* Begin RECORDS *
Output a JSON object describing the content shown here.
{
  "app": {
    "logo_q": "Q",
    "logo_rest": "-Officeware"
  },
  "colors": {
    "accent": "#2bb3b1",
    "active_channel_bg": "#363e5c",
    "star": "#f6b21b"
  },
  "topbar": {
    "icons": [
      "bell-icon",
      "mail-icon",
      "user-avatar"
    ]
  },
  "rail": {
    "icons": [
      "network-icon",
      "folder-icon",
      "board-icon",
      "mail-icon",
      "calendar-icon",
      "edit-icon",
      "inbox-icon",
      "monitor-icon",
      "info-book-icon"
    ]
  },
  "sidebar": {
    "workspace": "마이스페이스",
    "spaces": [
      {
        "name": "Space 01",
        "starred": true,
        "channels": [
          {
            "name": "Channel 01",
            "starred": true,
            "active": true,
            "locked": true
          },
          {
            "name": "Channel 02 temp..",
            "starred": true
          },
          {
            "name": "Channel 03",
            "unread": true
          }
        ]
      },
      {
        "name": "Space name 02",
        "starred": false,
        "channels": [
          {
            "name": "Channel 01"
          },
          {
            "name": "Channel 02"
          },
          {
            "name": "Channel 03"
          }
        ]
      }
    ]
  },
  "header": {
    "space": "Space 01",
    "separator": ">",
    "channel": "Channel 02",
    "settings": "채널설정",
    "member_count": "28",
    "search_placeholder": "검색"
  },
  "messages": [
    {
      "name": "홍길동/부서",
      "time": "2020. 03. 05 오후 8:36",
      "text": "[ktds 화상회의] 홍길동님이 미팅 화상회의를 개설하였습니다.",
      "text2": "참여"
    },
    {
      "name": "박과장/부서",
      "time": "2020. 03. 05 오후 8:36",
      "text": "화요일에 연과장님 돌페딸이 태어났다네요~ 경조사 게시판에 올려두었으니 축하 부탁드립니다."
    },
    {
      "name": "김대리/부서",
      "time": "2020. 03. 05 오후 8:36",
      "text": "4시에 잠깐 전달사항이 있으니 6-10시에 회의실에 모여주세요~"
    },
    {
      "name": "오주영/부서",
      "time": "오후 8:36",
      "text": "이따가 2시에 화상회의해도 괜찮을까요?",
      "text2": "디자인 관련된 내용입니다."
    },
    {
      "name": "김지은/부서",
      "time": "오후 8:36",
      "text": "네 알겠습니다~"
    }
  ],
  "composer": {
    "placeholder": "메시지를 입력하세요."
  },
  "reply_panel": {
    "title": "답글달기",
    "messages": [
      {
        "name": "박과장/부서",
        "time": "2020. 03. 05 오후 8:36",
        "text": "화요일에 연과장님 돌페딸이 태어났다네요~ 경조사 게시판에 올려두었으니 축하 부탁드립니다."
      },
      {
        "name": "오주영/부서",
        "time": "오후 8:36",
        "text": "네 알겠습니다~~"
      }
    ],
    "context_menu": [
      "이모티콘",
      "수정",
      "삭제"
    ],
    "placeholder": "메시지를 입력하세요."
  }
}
* End RECORDS *
[WORK TO BE COMPLETED] How many of the lines above include the string "부탁드립니다"? Answer with the number only.

[WRITTEN ANSWER] 2